Characters must match

Oracle is very picky when it comes to deciding whether a newly submitted SQL statement matches one that is already in the shared SQL area.
Character case, white space, and comments are all significant. Oracle matches two statements based on a character-by-character comparison, not by comparing the semantics, or meaning, of the statements.
The following SQL statements, which are all semantically the same, would not be considered identical:

  1. SELECT SYSDATE FROM DUAL
  2. select sysdate from dual
  3. select sysdate from dual;
  4. select sysdate /* this is a comment */ from dual

The shared pool caches various types of program data. For example, the shared pool stores parsed SQL, PL/SQL code, system parameters, and data dictionary information. The shared pool is involved in almost every operation that occurs in the database. For example, if a user executes a SQL statement, then Oracle Database accesses the shared pool. The shared pool is divided into several subcomponents.

Shared SQL Areas The database represents each SQL statement that it runs in the following SQL areas:
  1. Shared SQL area The database uses the shared SQL area to process the first occurrence of a SQL statement. This area is accessible to all users and contains the statement parse tree and execution plan. Only one shared SQL area exists for a unique statement.
  2. Private SQL area: Each session issuing a SQL statement has a private SQL area in its PGA (see "Private SQL Area" on page 14-5). Each user that submits the same statement has a private SQL area pointing to the same shared SQL area. Thus, many private SQL areas in separate PGAs can be associated with the same shared SQL area.

The database automatically determines when applications submit similar SQL statements. The database considers both SQL statements issued directly by users and applications and recursive SQL statements issued internally by other statements. The database performs the following steps:
  1. Checks the shared pool to see if a shared SQL area exists for a syntactically and semantically identical statement: a) If an identical statement exists, then the database uses the shared SQL area for the execution of the subsequent new instances of the statement, thereby reducing memory consumption. b) If an identical statement does not exist, then the database allocates a new shared SQL area in the shared pool. A statement with the same syntax but different semantics uses a child cursor. In either case, the private SQL area for the user points to the shared SQL area that contains the statement and execution plan.
  2. Allocates a private SQL area on behalf of the session: The location of the private SQL area depends on the connection established for the session. If a session is connected through a shared server, then part of the private SQL area is kept in the SGA.
Figure 5-7 shows a dedicated server architecture in which two sessions keep a copy of the same SQL statement in their own PGAs. In a shared server, this copy is in the UGA, which is in the large pool or in the shared pool when no large pool exists.
Figure 5-7:Private SQL Areas and Shared SQL Area

Referenced objects must match

In addition to case, white space, and comments, Oracle also checks to be sure that the objects referenced by the two statements are the same.
Consider the case where users Jenny and Jeff each own identical tables named coin. Jenny and Jeff each issue the following SQL statement:
select * from coin

In Jenny's case, the object coin refers to the table jenny.coin. In Jeff's case, it refers to the table jeff.coin. Even though the two statements match when compared on a character basis, the objects referred to are different. Because the objects are different, Oracle will not consider the statements to be identical.

■ ■ ■ ■ ■ ■ ■

From the Oracle shared pool text above, list every kind of data it gives as stored in the shared pool.

Records supplied -
■ ■ ■ ■ ■ ■ ■

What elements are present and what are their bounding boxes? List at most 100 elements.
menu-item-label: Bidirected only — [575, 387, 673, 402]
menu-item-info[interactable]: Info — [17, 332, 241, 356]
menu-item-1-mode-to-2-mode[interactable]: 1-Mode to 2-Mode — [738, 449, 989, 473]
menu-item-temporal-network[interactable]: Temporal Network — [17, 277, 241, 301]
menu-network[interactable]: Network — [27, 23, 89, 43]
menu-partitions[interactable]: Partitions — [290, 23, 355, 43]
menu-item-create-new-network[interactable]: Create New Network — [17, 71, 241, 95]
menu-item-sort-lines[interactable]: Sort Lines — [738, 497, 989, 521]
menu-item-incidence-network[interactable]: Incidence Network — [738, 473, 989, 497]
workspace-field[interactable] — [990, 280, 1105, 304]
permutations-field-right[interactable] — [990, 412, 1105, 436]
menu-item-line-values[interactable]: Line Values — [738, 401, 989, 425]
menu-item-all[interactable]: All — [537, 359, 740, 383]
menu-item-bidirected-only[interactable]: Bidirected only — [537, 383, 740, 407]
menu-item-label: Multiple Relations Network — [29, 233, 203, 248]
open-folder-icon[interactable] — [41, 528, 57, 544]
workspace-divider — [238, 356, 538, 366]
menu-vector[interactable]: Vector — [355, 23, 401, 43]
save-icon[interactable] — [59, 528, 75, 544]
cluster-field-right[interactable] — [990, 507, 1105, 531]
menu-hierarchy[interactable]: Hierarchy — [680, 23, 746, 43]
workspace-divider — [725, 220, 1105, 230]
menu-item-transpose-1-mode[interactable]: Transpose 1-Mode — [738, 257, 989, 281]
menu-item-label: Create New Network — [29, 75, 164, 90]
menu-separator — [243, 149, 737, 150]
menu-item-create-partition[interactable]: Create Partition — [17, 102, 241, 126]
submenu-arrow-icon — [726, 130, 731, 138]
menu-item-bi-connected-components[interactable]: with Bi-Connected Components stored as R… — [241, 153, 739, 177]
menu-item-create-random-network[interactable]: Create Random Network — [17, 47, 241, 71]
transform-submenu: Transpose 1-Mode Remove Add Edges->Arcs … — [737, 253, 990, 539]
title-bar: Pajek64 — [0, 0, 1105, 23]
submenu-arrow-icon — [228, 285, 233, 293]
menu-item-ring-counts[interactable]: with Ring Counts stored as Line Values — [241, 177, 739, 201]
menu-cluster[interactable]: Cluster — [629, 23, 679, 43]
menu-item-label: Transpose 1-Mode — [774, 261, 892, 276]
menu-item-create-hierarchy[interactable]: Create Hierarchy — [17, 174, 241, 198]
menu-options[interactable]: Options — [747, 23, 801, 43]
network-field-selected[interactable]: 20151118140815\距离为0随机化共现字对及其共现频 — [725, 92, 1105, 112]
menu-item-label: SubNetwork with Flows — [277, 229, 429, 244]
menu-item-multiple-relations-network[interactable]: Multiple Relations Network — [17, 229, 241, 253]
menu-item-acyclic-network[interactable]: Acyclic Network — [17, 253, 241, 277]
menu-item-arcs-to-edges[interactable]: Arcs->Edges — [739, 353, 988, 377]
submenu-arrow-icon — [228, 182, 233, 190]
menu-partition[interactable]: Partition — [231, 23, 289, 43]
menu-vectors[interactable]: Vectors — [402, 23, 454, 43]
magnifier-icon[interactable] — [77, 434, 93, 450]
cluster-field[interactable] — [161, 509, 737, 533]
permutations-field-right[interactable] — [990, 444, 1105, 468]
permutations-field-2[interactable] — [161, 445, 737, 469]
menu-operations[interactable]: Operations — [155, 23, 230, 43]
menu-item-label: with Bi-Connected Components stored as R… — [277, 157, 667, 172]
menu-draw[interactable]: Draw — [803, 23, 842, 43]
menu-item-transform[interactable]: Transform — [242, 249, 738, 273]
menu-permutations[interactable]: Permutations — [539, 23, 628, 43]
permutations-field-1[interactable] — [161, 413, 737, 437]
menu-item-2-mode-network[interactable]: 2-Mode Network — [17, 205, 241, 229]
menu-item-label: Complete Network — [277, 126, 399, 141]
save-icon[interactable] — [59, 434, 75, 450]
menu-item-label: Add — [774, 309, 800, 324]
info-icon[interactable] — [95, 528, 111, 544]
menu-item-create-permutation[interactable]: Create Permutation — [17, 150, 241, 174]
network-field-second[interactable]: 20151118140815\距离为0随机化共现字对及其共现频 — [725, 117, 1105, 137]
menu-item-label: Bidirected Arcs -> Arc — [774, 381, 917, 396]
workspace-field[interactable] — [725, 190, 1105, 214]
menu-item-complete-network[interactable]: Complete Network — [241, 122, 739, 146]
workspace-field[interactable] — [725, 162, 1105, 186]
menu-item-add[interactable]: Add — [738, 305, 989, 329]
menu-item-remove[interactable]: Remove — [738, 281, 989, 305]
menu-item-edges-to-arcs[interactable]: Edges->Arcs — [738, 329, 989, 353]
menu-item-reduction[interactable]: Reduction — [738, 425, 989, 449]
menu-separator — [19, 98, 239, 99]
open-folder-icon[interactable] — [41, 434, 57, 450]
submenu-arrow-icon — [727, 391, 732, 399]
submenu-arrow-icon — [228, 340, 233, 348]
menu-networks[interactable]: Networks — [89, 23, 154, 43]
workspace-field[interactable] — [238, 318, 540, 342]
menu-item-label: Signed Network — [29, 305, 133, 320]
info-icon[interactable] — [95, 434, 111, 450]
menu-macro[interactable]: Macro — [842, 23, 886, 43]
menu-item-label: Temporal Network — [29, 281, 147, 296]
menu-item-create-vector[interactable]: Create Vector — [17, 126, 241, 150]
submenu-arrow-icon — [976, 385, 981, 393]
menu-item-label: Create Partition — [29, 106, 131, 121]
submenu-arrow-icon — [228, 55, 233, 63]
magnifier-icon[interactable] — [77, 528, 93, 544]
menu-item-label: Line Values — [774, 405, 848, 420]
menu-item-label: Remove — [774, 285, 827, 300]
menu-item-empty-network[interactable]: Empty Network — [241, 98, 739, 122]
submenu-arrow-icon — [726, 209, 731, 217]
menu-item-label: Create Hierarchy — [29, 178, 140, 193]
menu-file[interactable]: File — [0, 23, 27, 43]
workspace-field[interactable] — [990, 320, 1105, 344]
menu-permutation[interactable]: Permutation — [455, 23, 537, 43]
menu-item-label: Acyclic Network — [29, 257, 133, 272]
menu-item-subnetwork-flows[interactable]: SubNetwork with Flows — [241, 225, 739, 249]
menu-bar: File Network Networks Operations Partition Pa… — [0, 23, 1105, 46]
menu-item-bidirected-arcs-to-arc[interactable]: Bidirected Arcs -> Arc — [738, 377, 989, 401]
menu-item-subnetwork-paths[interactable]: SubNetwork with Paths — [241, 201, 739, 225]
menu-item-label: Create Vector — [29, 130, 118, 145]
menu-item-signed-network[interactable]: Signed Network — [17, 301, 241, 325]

■ ■ ■ ■ ■ ■ ■

Result of this task -
- Parsed SQL
- PL/SQL code
- System parameters
- Data dictionary information